● Goal 1
In the rows below, edit the lines starting at the one that contains "heat-cell: [492, 347, 515, 361]" and ending at the last row, replacing "column-header" with "column-heading" and leaving everything else unchanged.

PBS 156 of X: Extracting Data with jq (jq)
In the previous instalment we got a glimpse of what jq can do, and we looked at some examples of jq
in action, but we didn’t explain the code in any of the filters. We did draw attention to how dense the language was, and how much opportunity there is for confusion. In an attempt to avoid confusion, we’re going to learn the jq language in a slow and incremental way, building on our knowledge as we go.
We’re going to start our jq journey today by exploring how we can use jq
to extract specific pieces of information from JSON files.
Matching Podcast Episodes
Listen along to this instalment on episode 779 of the Chit Chat Across the Pond Podcast.
You can also Download the MP3
Read an unedited, auto-generated transcript: CCATP_2023_11_25
Episode Resources
- The instalment ZIP file — pbs156.zip
It Starts with .
In jq, a leading period (.
) represents the item currently being processed.
So, the jq filter '.'
simply means the entire input.
Generally speaking, a JSON data structure has a top-level element that is a dictionary or an array, so to extract a specific piece of data, we need to descend into the current item, which we do by adding extra syntax to the right of the leading dot.
Descending into Dictionaries
To access a given property in a dictionary we simply use its name.

● Goal 2
Resume the jq tutorial, continuing on from its final sentence.

● Source material
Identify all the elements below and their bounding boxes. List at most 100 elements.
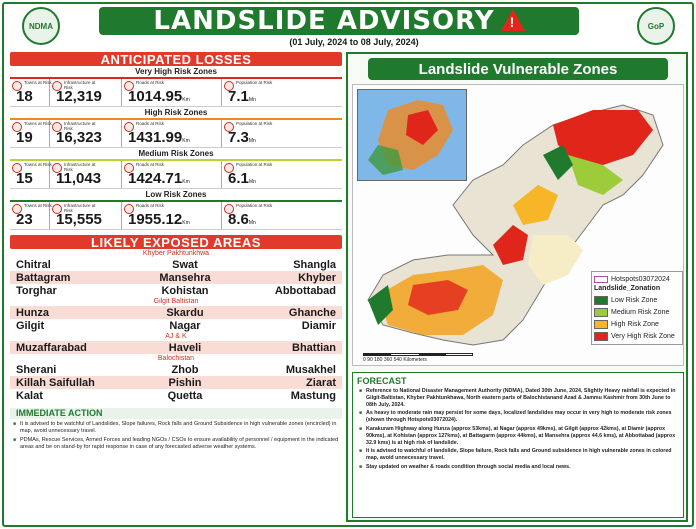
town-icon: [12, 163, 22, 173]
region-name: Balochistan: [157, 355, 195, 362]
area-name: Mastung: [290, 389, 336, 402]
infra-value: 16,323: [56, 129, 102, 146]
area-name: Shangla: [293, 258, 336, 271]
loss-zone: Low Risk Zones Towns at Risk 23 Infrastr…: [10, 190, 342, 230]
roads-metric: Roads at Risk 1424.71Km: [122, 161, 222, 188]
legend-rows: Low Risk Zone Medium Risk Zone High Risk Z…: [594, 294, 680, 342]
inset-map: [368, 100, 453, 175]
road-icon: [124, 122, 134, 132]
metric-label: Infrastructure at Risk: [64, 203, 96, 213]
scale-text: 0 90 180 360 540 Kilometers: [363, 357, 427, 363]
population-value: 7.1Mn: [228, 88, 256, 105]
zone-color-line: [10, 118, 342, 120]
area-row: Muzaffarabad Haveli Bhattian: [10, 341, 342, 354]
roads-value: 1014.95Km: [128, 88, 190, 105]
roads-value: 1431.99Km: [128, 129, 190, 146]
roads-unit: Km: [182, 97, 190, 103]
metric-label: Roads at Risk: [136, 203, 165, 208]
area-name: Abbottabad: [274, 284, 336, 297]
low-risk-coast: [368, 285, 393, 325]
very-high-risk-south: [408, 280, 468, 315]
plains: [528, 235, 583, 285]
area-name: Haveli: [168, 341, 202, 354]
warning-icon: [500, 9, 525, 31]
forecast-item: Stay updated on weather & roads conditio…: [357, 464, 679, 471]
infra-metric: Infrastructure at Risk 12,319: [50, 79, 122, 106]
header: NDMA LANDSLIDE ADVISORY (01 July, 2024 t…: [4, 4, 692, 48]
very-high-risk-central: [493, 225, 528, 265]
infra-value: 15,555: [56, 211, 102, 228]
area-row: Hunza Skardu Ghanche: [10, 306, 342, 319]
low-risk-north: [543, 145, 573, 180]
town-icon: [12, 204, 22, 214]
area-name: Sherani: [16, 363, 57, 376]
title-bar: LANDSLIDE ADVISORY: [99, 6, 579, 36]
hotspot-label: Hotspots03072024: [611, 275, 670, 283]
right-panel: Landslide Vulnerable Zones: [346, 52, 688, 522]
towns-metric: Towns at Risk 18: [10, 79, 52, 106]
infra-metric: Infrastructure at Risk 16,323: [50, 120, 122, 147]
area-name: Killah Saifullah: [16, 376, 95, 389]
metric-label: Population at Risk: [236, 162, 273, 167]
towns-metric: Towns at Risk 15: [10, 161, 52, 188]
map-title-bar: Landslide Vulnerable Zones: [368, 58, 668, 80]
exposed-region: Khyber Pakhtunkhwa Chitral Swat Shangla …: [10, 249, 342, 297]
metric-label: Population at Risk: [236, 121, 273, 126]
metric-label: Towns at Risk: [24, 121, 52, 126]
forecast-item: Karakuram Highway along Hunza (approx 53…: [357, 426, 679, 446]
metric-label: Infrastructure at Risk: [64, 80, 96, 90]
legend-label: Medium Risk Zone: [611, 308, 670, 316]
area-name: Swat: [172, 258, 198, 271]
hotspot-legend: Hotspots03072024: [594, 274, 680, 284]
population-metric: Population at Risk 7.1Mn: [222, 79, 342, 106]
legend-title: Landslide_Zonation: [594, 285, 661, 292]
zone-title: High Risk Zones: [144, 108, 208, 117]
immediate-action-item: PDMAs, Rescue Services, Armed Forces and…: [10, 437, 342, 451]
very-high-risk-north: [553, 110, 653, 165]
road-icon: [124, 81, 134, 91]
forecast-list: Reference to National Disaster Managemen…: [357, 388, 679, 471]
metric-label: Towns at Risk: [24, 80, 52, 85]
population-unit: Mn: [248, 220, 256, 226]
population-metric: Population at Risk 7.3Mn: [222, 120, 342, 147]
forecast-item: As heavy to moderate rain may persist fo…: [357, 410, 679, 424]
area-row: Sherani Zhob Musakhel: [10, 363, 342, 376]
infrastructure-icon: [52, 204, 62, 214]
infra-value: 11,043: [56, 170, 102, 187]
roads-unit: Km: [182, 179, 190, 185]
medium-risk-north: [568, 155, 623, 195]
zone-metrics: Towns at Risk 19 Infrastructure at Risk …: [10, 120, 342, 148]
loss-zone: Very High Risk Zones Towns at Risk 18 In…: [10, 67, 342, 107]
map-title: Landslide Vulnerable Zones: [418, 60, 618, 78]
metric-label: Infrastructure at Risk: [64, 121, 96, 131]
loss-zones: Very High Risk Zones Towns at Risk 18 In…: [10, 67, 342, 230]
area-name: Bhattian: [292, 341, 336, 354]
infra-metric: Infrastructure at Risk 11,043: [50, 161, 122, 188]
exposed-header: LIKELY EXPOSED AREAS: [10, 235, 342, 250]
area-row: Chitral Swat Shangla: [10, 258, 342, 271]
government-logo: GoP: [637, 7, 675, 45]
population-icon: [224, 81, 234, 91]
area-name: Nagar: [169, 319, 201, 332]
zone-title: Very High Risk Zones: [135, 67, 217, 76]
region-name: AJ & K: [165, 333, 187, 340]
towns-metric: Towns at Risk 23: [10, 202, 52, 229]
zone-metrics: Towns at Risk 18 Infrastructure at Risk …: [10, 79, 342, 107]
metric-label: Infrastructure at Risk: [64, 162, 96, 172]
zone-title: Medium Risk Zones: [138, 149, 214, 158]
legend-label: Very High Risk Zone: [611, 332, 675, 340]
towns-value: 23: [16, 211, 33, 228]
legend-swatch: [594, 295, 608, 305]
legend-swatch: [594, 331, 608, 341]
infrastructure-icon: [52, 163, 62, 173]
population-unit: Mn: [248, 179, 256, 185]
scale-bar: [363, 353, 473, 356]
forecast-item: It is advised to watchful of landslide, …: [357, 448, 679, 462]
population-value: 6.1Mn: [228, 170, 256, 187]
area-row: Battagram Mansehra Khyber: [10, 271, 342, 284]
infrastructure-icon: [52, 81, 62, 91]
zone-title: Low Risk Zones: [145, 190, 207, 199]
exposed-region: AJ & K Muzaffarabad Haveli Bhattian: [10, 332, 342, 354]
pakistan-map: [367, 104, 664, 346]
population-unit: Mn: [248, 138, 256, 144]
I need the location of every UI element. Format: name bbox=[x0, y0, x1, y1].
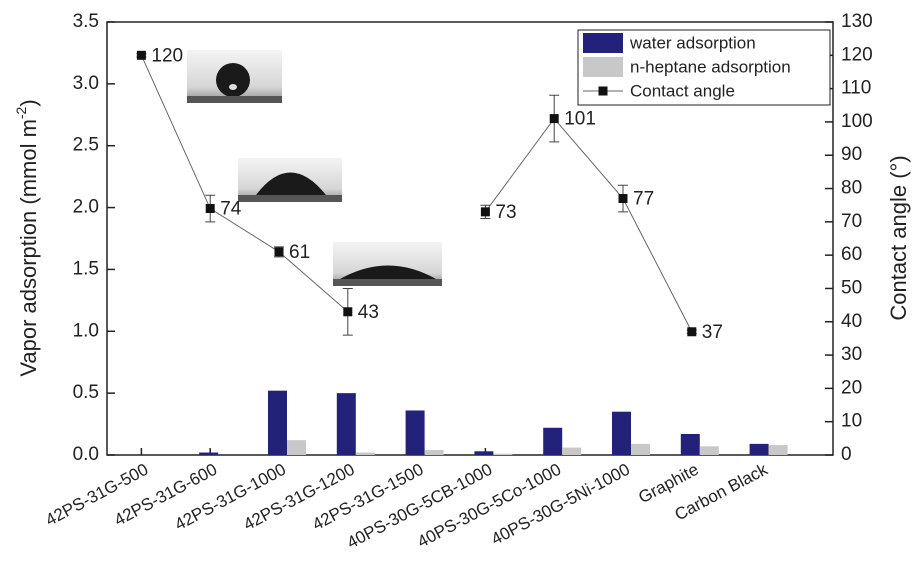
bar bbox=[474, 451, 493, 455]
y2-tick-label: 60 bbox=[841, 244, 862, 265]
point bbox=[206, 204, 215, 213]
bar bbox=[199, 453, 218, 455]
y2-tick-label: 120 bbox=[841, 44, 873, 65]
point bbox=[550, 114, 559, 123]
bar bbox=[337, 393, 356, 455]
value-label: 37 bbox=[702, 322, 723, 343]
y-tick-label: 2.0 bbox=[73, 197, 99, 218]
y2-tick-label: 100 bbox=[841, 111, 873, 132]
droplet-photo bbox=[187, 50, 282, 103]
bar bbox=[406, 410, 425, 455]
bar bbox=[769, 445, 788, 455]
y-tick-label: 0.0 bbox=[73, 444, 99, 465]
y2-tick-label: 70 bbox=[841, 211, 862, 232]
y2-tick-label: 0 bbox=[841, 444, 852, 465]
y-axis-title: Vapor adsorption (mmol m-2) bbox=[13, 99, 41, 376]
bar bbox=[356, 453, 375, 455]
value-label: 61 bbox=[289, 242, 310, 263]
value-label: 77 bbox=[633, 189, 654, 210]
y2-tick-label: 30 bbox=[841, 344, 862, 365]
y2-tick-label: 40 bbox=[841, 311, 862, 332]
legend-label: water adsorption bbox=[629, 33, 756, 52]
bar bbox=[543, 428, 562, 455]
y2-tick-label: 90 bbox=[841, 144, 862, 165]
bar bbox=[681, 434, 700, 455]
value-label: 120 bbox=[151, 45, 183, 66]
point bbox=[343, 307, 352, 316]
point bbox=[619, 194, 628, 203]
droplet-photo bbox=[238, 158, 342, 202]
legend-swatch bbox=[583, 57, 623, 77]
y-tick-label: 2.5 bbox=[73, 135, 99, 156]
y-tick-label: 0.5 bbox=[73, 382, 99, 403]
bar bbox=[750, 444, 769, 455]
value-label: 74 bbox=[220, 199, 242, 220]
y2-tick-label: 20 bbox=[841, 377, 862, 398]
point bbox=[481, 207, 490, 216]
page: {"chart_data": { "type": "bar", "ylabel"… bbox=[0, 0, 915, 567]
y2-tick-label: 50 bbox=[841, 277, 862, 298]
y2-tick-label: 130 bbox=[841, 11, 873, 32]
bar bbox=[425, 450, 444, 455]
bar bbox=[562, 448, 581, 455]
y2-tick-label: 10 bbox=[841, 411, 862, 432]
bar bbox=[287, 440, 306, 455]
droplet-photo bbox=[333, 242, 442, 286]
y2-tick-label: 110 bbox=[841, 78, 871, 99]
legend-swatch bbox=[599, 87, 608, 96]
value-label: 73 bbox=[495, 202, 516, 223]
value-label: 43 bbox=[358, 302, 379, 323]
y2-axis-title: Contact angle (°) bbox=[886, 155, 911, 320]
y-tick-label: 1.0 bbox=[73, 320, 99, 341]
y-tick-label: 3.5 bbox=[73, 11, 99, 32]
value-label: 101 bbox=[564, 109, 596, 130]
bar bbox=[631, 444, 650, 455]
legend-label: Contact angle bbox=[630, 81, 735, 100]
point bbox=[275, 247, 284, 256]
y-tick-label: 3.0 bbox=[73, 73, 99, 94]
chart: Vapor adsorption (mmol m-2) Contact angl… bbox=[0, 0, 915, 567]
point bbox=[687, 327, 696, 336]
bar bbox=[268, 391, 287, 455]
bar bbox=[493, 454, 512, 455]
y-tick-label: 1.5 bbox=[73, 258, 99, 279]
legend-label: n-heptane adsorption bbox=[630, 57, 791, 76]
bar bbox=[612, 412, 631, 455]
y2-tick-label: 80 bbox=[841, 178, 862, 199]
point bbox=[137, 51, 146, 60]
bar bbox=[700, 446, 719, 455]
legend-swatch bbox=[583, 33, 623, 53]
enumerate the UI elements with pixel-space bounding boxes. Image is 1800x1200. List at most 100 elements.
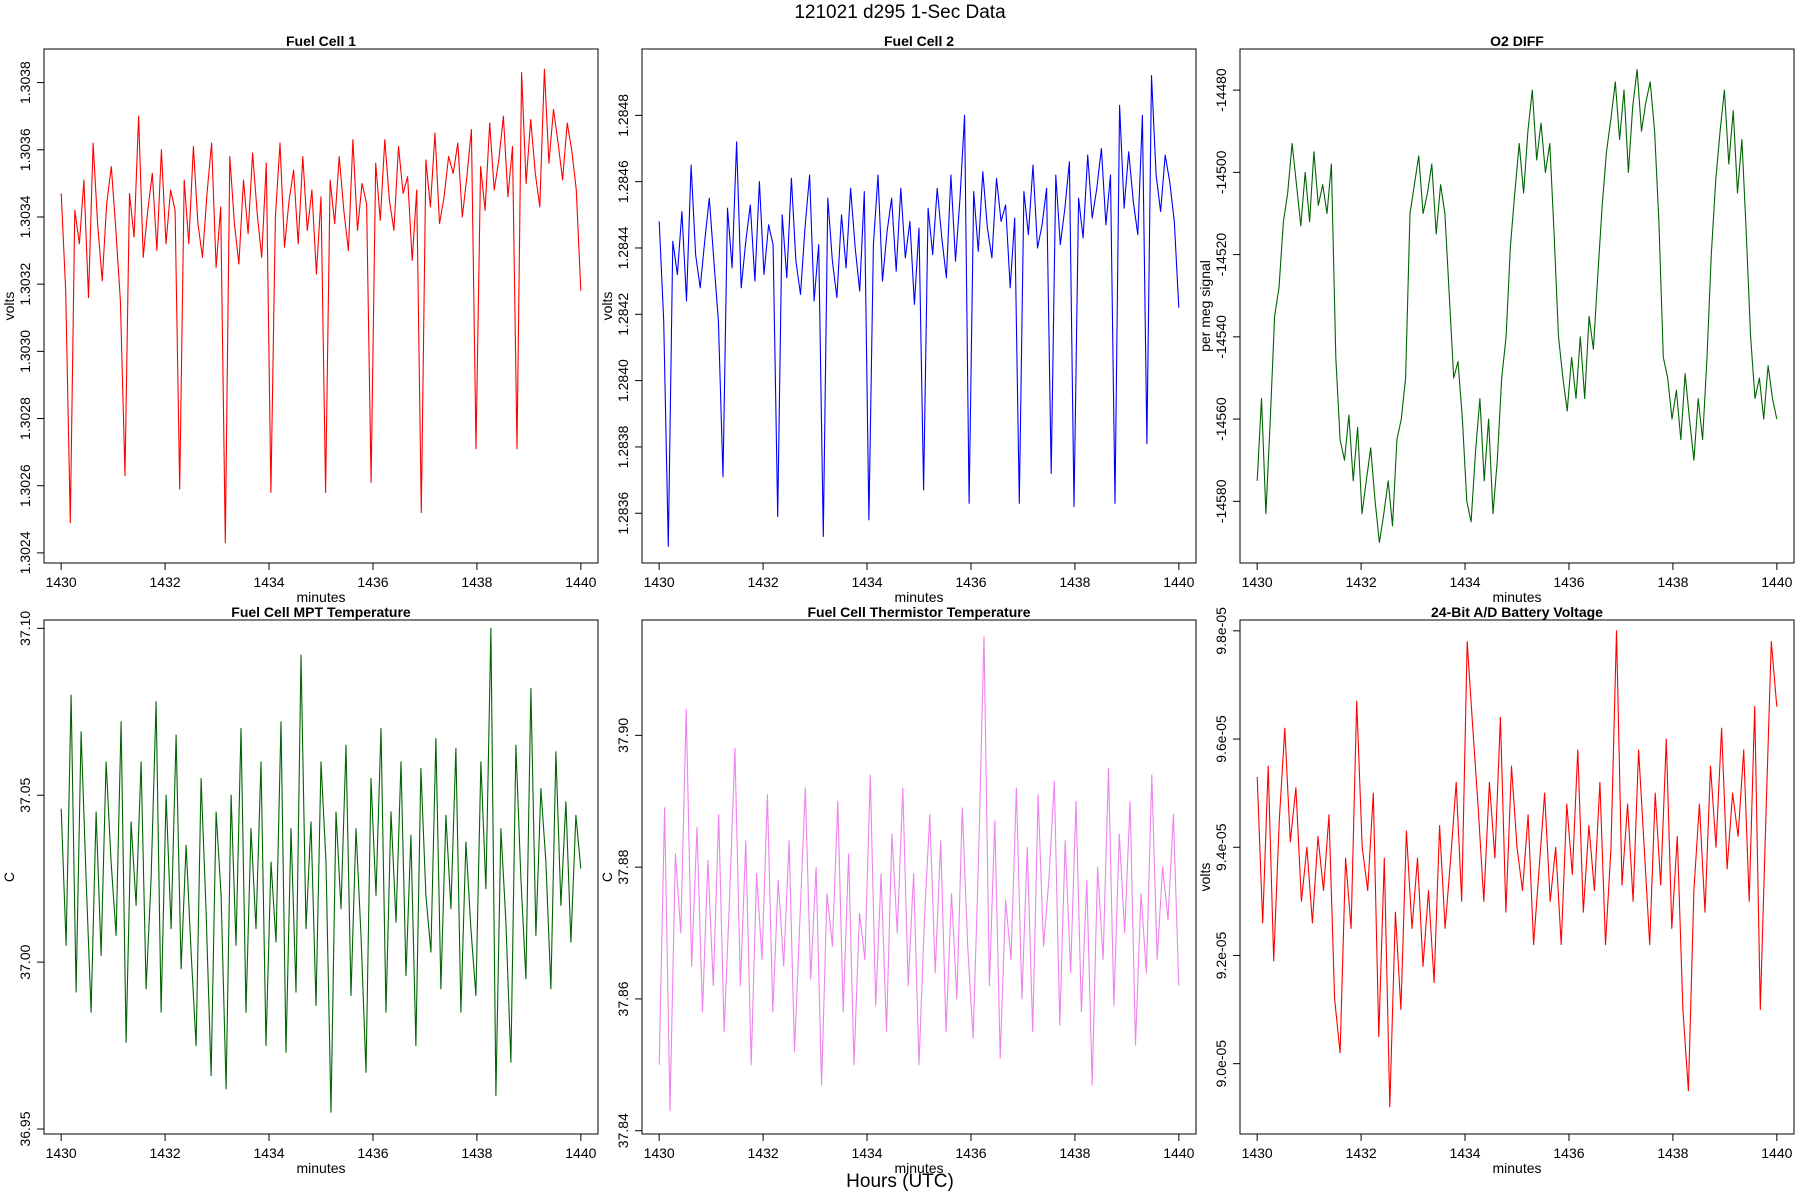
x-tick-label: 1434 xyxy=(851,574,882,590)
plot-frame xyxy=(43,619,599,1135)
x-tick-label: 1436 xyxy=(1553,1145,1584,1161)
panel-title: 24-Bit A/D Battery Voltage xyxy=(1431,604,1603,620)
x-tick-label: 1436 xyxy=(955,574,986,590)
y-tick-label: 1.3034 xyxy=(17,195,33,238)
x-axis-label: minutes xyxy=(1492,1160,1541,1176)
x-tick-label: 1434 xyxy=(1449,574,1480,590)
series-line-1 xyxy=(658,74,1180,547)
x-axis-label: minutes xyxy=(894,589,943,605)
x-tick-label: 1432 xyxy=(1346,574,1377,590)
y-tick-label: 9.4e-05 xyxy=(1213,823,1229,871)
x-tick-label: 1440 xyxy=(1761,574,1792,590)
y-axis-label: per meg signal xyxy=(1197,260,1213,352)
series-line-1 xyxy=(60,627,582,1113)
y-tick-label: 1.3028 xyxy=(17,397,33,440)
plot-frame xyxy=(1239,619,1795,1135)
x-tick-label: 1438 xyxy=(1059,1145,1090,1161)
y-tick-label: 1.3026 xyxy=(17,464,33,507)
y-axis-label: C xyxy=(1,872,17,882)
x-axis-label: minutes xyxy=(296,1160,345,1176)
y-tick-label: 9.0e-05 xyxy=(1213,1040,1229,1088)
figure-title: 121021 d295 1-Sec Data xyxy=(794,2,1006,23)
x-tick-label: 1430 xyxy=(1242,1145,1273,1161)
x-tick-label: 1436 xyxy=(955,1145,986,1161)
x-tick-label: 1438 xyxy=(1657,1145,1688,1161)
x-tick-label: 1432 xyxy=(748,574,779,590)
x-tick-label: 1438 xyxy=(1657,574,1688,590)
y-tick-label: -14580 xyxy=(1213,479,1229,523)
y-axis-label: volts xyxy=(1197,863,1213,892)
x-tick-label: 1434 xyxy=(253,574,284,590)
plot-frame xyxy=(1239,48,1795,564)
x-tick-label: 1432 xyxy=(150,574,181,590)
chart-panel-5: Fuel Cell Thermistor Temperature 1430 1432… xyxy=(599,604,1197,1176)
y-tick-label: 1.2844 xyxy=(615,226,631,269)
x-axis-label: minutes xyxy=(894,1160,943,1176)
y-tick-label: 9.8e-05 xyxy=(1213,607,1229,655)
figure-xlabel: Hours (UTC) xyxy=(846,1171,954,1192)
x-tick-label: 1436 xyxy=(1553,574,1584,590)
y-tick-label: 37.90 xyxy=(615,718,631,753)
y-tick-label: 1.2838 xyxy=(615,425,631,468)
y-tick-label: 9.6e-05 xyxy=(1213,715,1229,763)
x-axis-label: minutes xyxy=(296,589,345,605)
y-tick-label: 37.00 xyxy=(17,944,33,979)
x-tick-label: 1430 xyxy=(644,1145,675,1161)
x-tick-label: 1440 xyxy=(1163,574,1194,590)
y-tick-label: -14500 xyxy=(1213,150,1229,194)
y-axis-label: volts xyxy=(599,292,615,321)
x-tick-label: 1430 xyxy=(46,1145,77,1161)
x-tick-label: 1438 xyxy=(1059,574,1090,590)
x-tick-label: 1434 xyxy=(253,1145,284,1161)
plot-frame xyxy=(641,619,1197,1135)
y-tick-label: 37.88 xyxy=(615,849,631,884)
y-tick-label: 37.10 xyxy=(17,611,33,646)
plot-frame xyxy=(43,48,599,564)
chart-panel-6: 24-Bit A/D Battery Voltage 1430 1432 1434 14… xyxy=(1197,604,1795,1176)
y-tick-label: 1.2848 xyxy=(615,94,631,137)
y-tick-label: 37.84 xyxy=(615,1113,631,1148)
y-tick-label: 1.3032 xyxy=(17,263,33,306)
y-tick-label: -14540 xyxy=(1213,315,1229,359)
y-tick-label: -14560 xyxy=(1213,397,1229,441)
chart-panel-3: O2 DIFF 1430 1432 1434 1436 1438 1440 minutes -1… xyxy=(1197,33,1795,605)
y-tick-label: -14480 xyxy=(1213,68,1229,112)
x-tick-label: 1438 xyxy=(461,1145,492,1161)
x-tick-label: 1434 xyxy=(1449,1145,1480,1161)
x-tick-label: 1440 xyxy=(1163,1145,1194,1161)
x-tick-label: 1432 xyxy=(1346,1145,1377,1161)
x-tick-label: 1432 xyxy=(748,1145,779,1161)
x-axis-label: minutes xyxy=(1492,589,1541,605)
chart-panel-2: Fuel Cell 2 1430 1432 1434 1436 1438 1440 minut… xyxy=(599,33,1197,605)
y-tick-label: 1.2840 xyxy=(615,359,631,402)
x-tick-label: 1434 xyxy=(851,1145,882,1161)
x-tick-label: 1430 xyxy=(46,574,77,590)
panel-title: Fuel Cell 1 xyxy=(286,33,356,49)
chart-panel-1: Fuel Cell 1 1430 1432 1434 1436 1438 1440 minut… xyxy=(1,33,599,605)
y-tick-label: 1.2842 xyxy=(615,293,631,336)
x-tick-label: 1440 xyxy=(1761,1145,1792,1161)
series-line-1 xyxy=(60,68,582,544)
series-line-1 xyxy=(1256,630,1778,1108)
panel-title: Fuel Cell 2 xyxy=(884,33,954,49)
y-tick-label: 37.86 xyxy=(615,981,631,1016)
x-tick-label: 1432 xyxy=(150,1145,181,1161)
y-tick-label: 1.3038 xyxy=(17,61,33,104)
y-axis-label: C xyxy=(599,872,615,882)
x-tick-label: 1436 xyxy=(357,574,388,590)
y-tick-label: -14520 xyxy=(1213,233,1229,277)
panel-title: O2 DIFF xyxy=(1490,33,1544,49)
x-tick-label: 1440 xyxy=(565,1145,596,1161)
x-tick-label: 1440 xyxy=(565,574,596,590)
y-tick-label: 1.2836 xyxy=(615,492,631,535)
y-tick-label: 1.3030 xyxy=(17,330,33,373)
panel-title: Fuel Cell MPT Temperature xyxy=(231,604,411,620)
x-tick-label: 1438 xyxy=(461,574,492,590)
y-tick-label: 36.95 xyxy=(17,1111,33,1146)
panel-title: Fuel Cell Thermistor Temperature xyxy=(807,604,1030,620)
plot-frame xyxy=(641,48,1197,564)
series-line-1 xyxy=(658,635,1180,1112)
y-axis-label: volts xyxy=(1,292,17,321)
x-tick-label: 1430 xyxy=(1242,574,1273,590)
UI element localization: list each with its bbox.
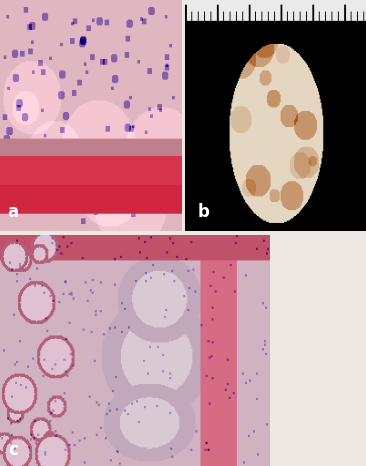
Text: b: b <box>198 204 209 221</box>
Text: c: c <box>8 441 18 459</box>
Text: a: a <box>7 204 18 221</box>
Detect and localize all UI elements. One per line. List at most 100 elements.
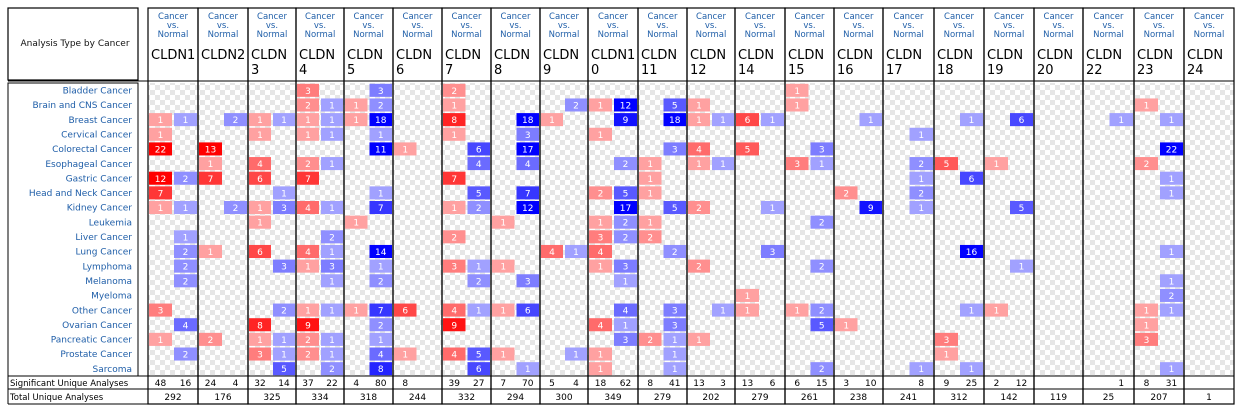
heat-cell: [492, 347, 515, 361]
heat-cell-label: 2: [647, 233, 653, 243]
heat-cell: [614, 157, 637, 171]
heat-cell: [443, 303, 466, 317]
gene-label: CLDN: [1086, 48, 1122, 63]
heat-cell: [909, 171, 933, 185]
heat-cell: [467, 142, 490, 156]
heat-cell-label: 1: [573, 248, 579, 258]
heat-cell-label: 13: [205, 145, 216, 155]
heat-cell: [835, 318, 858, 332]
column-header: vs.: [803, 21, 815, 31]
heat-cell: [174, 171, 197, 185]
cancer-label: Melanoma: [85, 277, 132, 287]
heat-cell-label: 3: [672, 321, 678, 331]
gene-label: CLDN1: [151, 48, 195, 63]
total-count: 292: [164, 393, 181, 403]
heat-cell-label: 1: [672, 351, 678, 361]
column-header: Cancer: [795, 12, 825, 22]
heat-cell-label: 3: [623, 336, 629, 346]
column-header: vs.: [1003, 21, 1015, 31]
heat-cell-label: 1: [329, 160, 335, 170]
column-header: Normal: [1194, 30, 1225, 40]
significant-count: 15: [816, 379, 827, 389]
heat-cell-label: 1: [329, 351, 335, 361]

● Expected output 1
heat-cell: [492, 347, 515, 361]
heat-cell-label: 2: [647, 233, 653, 243]
heat-cell: [614, 157, 637, 171]
heat-cell: [443, 303, 466, 317]
gene-label: CLDN: [1086, 48, 1122, 63]
heat-cell: [909, 171, 933, 185]
heat-cell: [467, 142, 490, 156]
heat-cell-label: 1: [573, 248, 579, 258]
heat-cell-label: 13: [205, 145, 216, 155]
heat-cell: [835, 318, 858, 332]
column-heading: vs.: [803, 21, 815, 31]
heat-cell: [174, 171, 197, 185]
cancer-label: Melanoma: [85, 277, 132, 287]
heat-cell-label: 3: [672, 321, 678, 331]
gene-label: CLDN1: [151, 48, 195, 63]
total-count: 292: [164, 393, 181, 403]
heat-cell-label: 1: [672, 351, 678, 361]
column-heading: Cancer: [795, 12, 825, 22]
heat-cell-label: 3: [623, 336, 629, 346]
column-heading: vs.: [1003, 21, 1015, 31]
heat-cell-label: 1: [329, 160, 335, 170]
column-heading: Normal: [1194, 30, 1225, 40]
significant-count: 15: [816, 379, 827, 389]
heat-cell-label: 1: [329, 351, 335, 361]

● Expected output 2
In the instalment ZIP you’ll find an example NPM package information file (this-ti.me-package.json
), which has a dictionary as the top-level element. We can access the value for the key-value pair with the key name
with the jq filter '.name'
:
jq '.name' this-ti.me-package.json
If a dictionary contains more dictionaries we can keep descending down key by key by concatenating the keys with further dots. For example, in the sample NPM package file the top-level key bugs
has a value that’s also a dictionary which contains the key url
, we can access that key’s value with the jq filter '.bugs.url'
:
jq '.bugs.url' this-ti.me-package.json
This basic syntax works great when the keys are free from special characters, but what if the keys have spaces or other special characters in them? In that case, we need to double-quote the key name. As an example, the dependencies
key in the example NPM package file has a value that is another dictionary, and it has many key-value pairs with special characters in their key name, we can access them all by double-quoting the key names, e.g.:
jq '.dependencies."is-it-check"' this-ti.me-package.json
jq '.dependencies."@fontawesome/fontawesome-free"' this-ti.me-package.json
Descending into Arrays
To descend into an array, the syntax is very Javascript-like — append a numeric index wrapped by square brackets. Note that indexes start at zero as is the norm for programming languages.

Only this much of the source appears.